··· Material supplied ···
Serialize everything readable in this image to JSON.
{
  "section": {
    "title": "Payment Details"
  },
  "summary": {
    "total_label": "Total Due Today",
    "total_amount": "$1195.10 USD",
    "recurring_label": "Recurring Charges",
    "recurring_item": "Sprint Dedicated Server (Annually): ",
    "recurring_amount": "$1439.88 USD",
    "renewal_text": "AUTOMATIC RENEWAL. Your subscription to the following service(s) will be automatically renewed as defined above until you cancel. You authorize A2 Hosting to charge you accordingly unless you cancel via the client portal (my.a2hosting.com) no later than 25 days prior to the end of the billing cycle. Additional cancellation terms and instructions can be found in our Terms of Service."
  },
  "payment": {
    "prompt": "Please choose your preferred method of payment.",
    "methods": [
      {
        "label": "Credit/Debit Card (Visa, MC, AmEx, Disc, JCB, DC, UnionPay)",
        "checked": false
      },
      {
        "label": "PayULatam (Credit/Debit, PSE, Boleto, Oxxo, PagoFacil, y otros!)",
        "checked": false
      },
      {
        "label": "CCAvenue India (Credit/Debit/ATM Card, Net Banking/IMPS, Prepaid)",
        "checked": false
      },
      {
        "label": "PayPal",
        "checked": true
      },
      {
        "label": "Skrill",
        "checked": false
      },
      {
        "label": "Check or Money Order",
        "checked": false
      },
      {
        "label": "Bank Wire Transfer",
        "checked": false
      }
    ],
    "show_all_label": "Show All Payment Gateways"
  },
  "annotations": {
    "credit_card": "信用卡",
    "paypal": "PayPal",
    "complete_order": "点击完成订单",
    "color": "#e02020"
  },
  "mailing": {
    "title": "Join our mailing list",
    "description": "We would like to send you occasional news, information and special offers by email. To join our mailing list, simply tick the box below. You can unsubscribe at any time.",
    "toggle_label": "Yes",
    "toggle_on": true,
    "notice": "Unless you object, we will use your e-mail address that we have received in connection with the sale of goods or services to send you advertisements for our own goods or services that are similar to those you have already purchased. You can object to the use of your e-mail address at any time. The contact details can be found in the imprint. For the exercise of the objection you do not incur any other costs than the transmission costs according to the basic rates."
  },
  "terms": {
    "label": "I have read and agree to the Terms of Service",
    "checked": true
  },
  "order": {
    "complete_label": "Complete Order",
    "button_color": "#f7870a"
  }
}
···
[Problem details] Extract the full set of entries word for word.

[Output of the task]
Serialize everything readable in this image to JSON.
{
  "section": {
    "title": "Payment Details"
  },
  "summary": {
    "total_label": "Total Due Today",
    "total_amount": "$1195.10 USD",
    "recurring_label": "Recurring Charges",
    "recurring_item": "Sprint Dedicated Server (Annually): ",
    "recurring_amount": "$1439.88 USD",
    "renewal_text": "AUTOMATIC RENEWAL. Your subscription to the following service(s) will be automatically renewed as defined above until you cancel. You authorize A2 Hosting to charge you accordingly unless you cancel via the client portal (my.a2hosting.com) no later than 25 days prior to the end of the billing cycle. Additional cancellation terms and instructions can be found in our Terms of Service."
  },
  "payment": {
    "prompt": "Please choose your preferred method of payment.",
    "methods": [
      {
        "label": "Credit/Debit Card (Visa, MC, AmEx, Disc, JCB, DC, UnionPay)",
        "checked": false
      },
      {
        "label": "PayULatam (Credit/Debit, PSE, Boleto, Oxxo, PagoFacil, y otros!)",
        "checked": false
      },
      {
        "label": "CCAvenue India (Credit/Debit/ATM Card, Net Banking/IMPS, Prepaid)",
        "checked": false
      },
      {
        "label": "PayPal",
        "checked": true
      },
      {
        "label": "Skrill",
        "checked": false
      },
      {
        "label": "Check or Money Order",
        "checked": false
      },
      {
        "label": "Bank Wire Transfer",
        "checked": false
      }
    ],
    "show_all_label": "Show All Payment Gateways"
  },
  "annotations": {
    "credit_card": "信用卡",
    "paypal": "PayPal",
    "complete_order": "点击完成订单",
    "color": "#e02020"
  },
  "mailing": {
    "title": "Join our mailing list",
    "description": "We would like to send you occasional news, information and special offers by email. To join our mailing list, simply tick the box below. You can unsubscribe at any time.",
    "toggle_label": "Yes",
    "toggle_on": true,
    "notice": "Unless you object, we will use your e-mail address that we have received in connection with the sale of goods or services to send you advertisements for our own goods or services that are similar to those you have already purchased. You can object to the use of your e-mail address at any time. The contact details can be found in the imprint. For the exercise of the objection you do not incur any other costs than the transmission costs according to the basic rates."
  },
  "terms": {
    "label": "I have read and agree to the Terms of Service",
    "checked": true
  },
  "order": {
    "complete_label": "Complete Order",
    "button_color": "#f7870a"
  }
}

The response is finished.